> THE PROBLEM
Set each entry down verbatim, omitting images.

> DATA SUPPLIED
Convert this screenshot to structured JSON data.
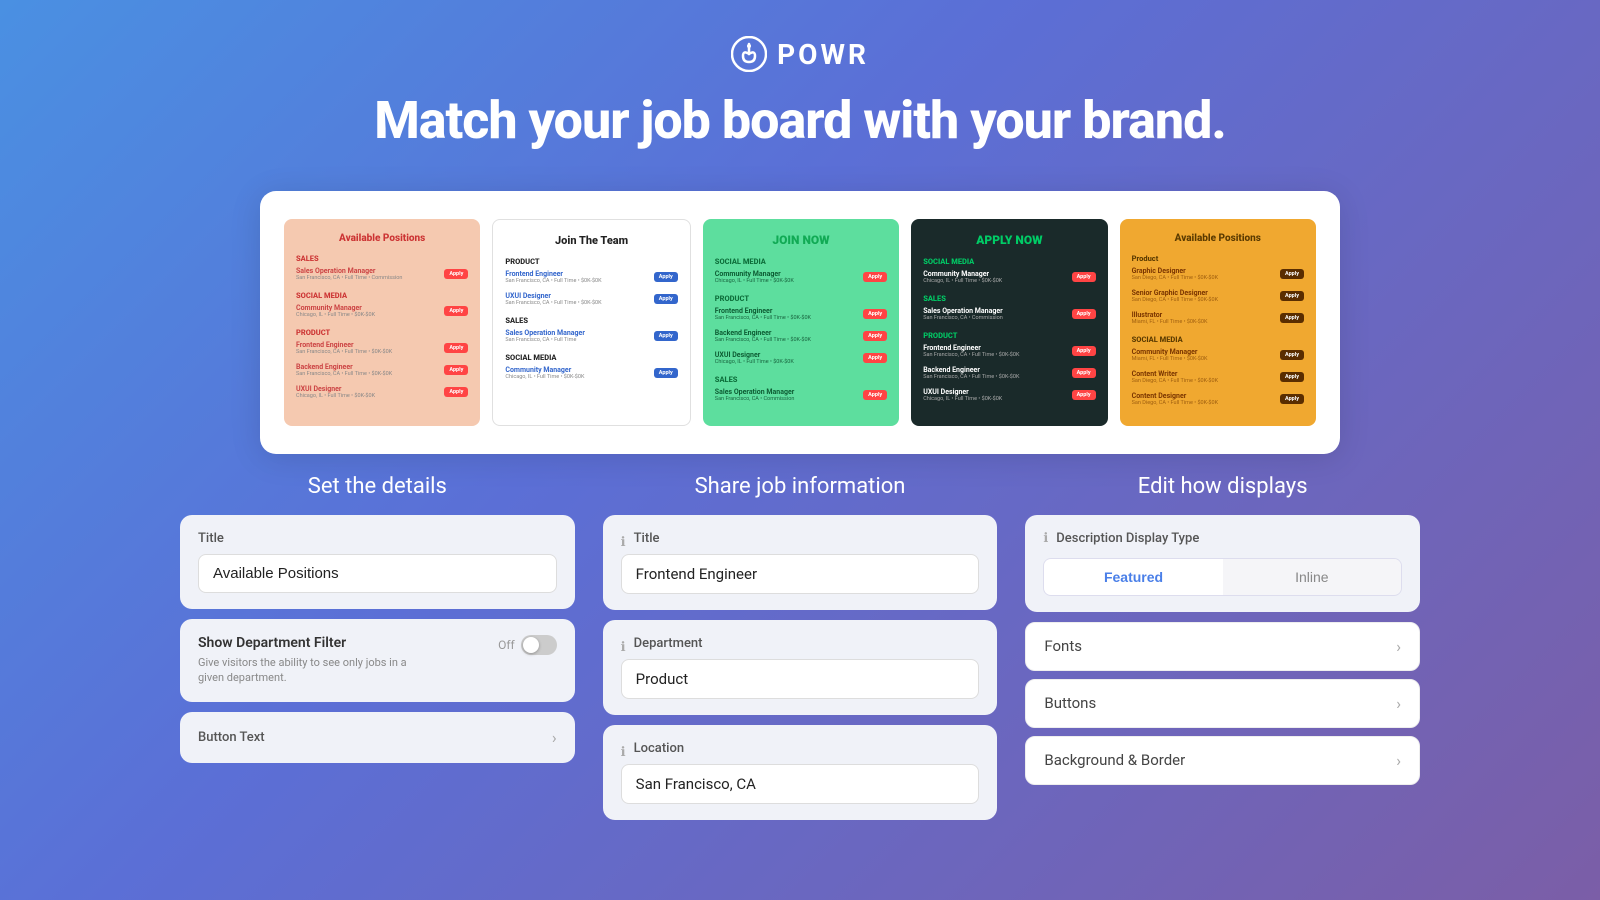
{
  "header": {
    "logo_text": "POWR",
    "headline": "Match your job board with your brand."
  },
  "preview_cards": [
    {
      "id": "card1",
      "theme": "salmon",
      "title": "Available Positions",
      "departments": [
        {
          "name": "SALES",
          "jobs": [
            {
              "title": "Sales Operation Manager",
              "meta": "San Francisco, CA • Full Time • Commission Based",
              "btn": "Apply"
            },
            {
              "title": "Community Manager",
              "meta": "Chicago, IL • Full Time • $0K-$0K",
              "btn": "Apply"
            }
          ]
        },
        {
          "name": "PRODUCT",
          "jobs": [
            {
              "title": "Frontend Engineer",
              "meta": "San Francisco, CA • Full Time • $0K-$0K",
              "btn": "Apply"
            },
            {
              "title": "Backend Engineer",
              "meta": "San Francisco, CA • Full Time • $0K-$0K",
              "btn": "Apply"
            },
            {
              "title": "UXUI Designer",
              "meta": "Chicago, IL • Full Time • $0K-$0K",
              "btn": "Apply"
            }
          ]
        }
      ]
    },
    {
      "id": "card2",
      "theme": "white",
      "title": "Join The Team",
      "departments": [
        {
          "name": "PRODUCT",
          "jobs": [
            {
              "title": "Frontend Engineer",
              "meta": "San Francisco, CA • Full Time • $0K-$0K",
              "btn": "Apply"
            },
            {
              "title": "UXUI Designer",
              "meta": "San Francisco, CA • Full Time • $0K-$0K",
              "btn": "Apply"
            }
          ]
        },
        {
          "name": "SALES",
          "jobs": [
            {
              "title": "Sales Operation Manager",
              "meta": "San Francisco, CA • Full Time • Commission Based",
              "btn": "Apply"
            }
          ]
        },
        {
          "name": "SOCIAL MEDIA",
          "jobs": [
            {
              "title": "Community Manager",
              "meta": "Chicago, IL • Full Time • $0K-$0K",
              "btn": "Apply"
            }
          ]
        }
      ]
    },
    {
      "id": "card3",
      "theme": "green",
      "title": "JOIN NOW",
      "departments": [
        {
          "name": "SOCIAL MEDIA",
          "jobs": [
            {
              "title": "Community Manager",
              "meta": "Chicago, IL • Full Time • $0K-$0K",
              "btn": "Apply"
            }
          ]
        },
        {
          "name": "PRODUCT",
          "jobs": [
            {
              "title": "Frontend Engineer",
              "meta": "San Francisco, CA • Full Time • $0K-$0K",
              "btn": "Apply"
            },
            {
              "title": "Backend Engineer",
              "meta": "San Francisco, CA • Full Time • $0K-$0K",
              "btn": "Apply"
            },
            {
              "title": "UXUI Designer",
              "meta": "Chicago, IL • Full Time • $0K-$0K",
              "btn": "Apply"
            }
          ]
        },
        {
          "name": "SALES",
          "jobs": [
            {
              "title": "Sales Operation Manager",
              "meta": "San Francisco, CA • Full Time • Commission Based",
              "btn": "Apply"
            }
          ]
        }
      ]
    },
    {
      "id": "card4",
      "theme": "dark",
      "title": "APPLY NOW",
      "departments": [
        {
          "name": "SOCIAL MEDIA",
          "jobs": [
            {
              "title": "Community Manager",
              "meta": "Chicago, IL • Full Time • $0K-$0K",
              "btn": "Apply"
            }
          ]
        },
        {
          "name": "PRODUCT",
          "jobs": [
            {
              "title": "Frontend Engineer",
              "meta": "San Francisco, CA • Full Time • $0K-$0K",
              "btn": "Apply"
            },
            {
              "title": "Backend Engineer",
              "meta": "San Francisco, CA • Full Time • $0K-$0K",
              "btn": "Apply"
            },
            {
              "title": "UXUI Designer",
              "meta": "Chicago, IL • Full Time • $0K-$0K",
              "btn": "Apply"
            }
          ]
        }
      ]
    },
    {
      "id": "card5",
      "theme": "orange",
      "title": "Available Positions",
      "departments": [
        {
          "name": "Product",
          "jobs": [
            {
              "title": "Graphic Designer",
              "meta": "San Diego, CA • Full Time • $0K-$0K",
              "btn": "Apply"
            },
            {
              "title": "Senior Graphic Designer",
              "meta": "San Diego, CA • Full Time • $0K-$0K",
              "btn": "Apply"
            },
            {
              "title": "Illustrator",
              "meta": "Miami, FL • Full Time • $0K-$0K",
              "btn": "Apply"
            }
          ]
        },
        {
          "name": "SOCIAL MEDIA",
          "jobs": [
            {
              "title": "Community Manager",
              "meta": "Miami, FL • Full Time • $0K-$0K",
              "btn": "Apply"
            },
            {
              "title": "Content Writer",
              "meta": "San Diego, CA • Full Time • $0K-$0K",
              "btn": "Apply"
            },
            {
              "title": "Content Designer",
              "meta": "San Diego, CA • Full Time • $0K-$0K",
              "btn": "Apply"
            }
          ]
        }
      ]
    }
  ],
  "sections": {
    "details": {
      "heading": "Set the details",
      "title_label": "Title",
      "title_value": "Available Positions",
      "dept_filter_label": "Show Department Filter",
      "dept_filter_desc": "Give visitors the ability to see only jobs in a given department.",
      "toggle_state": "Off",
      "button_text_label": "Button Text"
    },
    "share": {
      "heading": "Share job information",
      "title_label": "Title",
      "title_info": "ℹ",
      "title_value": "Frontend Engineer",
      "dept_label": "Department",
      "dept_info": "ℹ",
      "dept_value": "Product",
      "location_label": "Location",
      "location_info": "ℹ",
      "location_value": "San Francisco, CA"
    },
    "display": {
      "heading": "Edit how displays",
      "desc_type_label": "Description Display Type",
      "desc_info": "ℹ",
      "featured_btn": "Featured",
      "inline_btn": "Inline",
      "fonts_label": "Fonts",
      "buttons_label": "Buttons",
      "background_label": "Background & Border"
    }
  }
}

> CORRECT OUTPUT
Convert this screenshot to structured JSON data.
{
  "header": {
    "logo_text": "POWR",
    "headline": "Match your job board with your brand."
  },
  "preview_cards": [
    {
      "id": "card1",
      "theme": "salmon",
      "title": "Available Positions",
      "departments": [
        {
          "name": "SALES",
          "jobs": [
            {
              "title": "Sales Operation Manager",
              "meta": "San Francisco, CA • Full Time • Commission Based",
              "btn": "Apply"
            },
            {
              "title": "Community Manager",
              "meta": "Chicago, IL • Full Time • $0K-$0K",
              "btn": "Apply"
            }
          ]
        },
        {
          "name": "PRODUCT",
          "jobs": [
            {
              "title": "Frontend Engineer",
              "meta": "San Francisco, CA • Full Time • $0K-$0K",
              "btn": "Apply"
            },
            {
              "title": "Backend Engineer",
              "meta": "San Francisco, CA • Full Time • $0K-$0K",
              "btn": "Apply"
            },
            {
              "title": "UXUI Designer",
              "meta": "Chicago, IL • Full Time • $0K-$0K",
              "btn": "Apply"
            }
          ]
        }
      ]
    },
    {
      "id": "card2",
      "theme": "white",
      "title": "Join The Team",
      "departments": [
        {
          "name": "PRODUCT",
          "jobs": [
            {
              "title": "Frontend Engineer",
              "meta": "San Francisco, CA • Full Time • $0K-$0K",
              "btn": "Apply"
            },
            {
              "title": "UXUI Designer",
              "meta": "San Francisco, CA • Full Time • $0K-$0K",
              "btn": "Apply"
            }
          ]
        },
        {
          "name": "SALES",
          "jobs": [
            {
              "title": "Sales Operation Manager",
              "meta": "San Francisco, CA • Full Time • Commission Based",
              "btn": "Apply"
            }
          ]
        },
        {
          "name": "SOCIAL MEDIA",
          "jobs": [
            {
              "title": "Community Manager",
              "meta": "Chicago, IL • Full Time • $0K-$0K",
              "btn": "Apply"
            }
          ]
        }
      ]
    },
    {
      "id": "card3",
      "theme": "green",
      "title": "JOIN NOW",
      "departments": [
        {
          "name": "SOCIAL MEDIA",
          "jobs": [
            {
              "title": "Community Manager",
              "meta": "Chicago, IL • Full Time • $0K-$0K",
              "btn": "Apply"
            }
          ]
        },
        {
          "name": "PRODUCT",
          "jobs": [
            {
              "title": "Frontend Engineer",
              "meta": "San Francisco, CA • Full Time • $0K-$0K",
              "btn": "Apply"
            },
            {
              "title": "Backend Engineer",
              "meta": "San Francisco, CA • Full Time • $0K-$0K",
              "btn": "Apply"
            },
            {
              "title": "UXUI Designer",
              "meta": "Chicago, IL • Full Time • $0K-$0K",
              "btn": "Apply"
            }
          ]
        },
        {
          "name": "SALES",
          "jobs": [
            {
              "title": "Sales Operation Manager",
              "meta": "San Francisco, CA • Full Time • Commission Based",
              "btn": "Apply"
            }
          ]
        }
      ]
    },
    {
      "id": "card4",
      "theme": "dark",
      "title": "APPLY NOW",
      "departments": [
        {
          "name": "SOCIAL MEDIA",
          "jobs": [
            {
              "title": "Community Manager",
              "meta": "Chicago, IL • Full Time • $0K-$0K",
              "btn": "Apply"
            }
          ]
        },
        {
          "name": "PRODUCT",
          "jobs": [
            {
              "title": "Frontend Engineer",
              "meta": "San Francisco, CA • Full Time • $0K-$0K",
              "btn": "Apply"
            },
            {
              "title": "Backend Engineer",
              "meta": "San Francisco, CA • Full Time • $0K-$0K",
              "btn": "Apply"
            },
            {
              "title": "UXUI Designer",
              "meta": "Chicago, IL • Full Time • $0K-$0K",
              "btn": "Apply"
            }
          ]
        }
      ]
    },
    {
      "id": "card5",
      "theme": "orange",
      "title": "Available Positions",
      "departments": [
        {
          "name": "Product",
          "jobs": [
            {
              "title": "Graphic Designer",
              "meta": "San Diego, CA • Full Time • $0K-$0K",
              "btn": "Apply"
            },
            {
              "title": "Senior Graphic Designer",
              "meta": "San Diego, CA • Full Time • $0K-$0K",
              "btn": "Apply"
            },
            {
              "title": "Illustrator",
              "meta": "Miami, FL • Full Time • $0K-$0K",
              "btn": "Apply"
            }
          ]
        },
        {
          "name": "SOCIAL MEDIA",
          "jobs": [
            {
              "title": "Community Manager",
              "meta": "Miami, FL • Full Time • $0K-$0K",
              "btn": "Apply"
            },
            {
              "title": "Content Writer",
              "meta": "San Diego, CA • Full Time • $0K-$0K",
              "btn": "Apply"
            },
            {
              "title": "Content Designer",
              "meta": "San Diego, CA • Full Time • $0K-$0K",
              "btn": "Apply"
            }
          ]
        }
      ]
    }
  ],
  "sections": {
    "details": {
      "heading": "Set the details",
      "title_label": "Title",
      "title_value": "Available Positions",
      "dept_filter_label": "Show Department Filter",
      "dept_filter_desc": "Give visitors the ability to see only jobs in a given department.",
      "toggle_state": "Off",
      "button_text_label": "Button Text"
    },
    "share": {
      "heading": "Share job information",
      "title_label": "Title",
      "title_info": "ℹ",
      "title_value": "Frontend Engineer",
      "dept_label": "Department",
      "dept_info": "ℹ",
      "dept_value": "Product",
      "location_label": "Location",
      "location_info": "ℹ",
      "location_value": "San Francisco, CA"
    },
    "display": {
      "heading": "Edit how displays",
      "desc_type_label": "Description Display Type",
      "desc_info": "ℹ",
      "featured_btn": "Featured",
      "inline_btn": "Inline",
      "fonts_label": "Fonts",
      "buttons_label": "Buttons",
      "background_label": "Background & Border"
    }
  }
}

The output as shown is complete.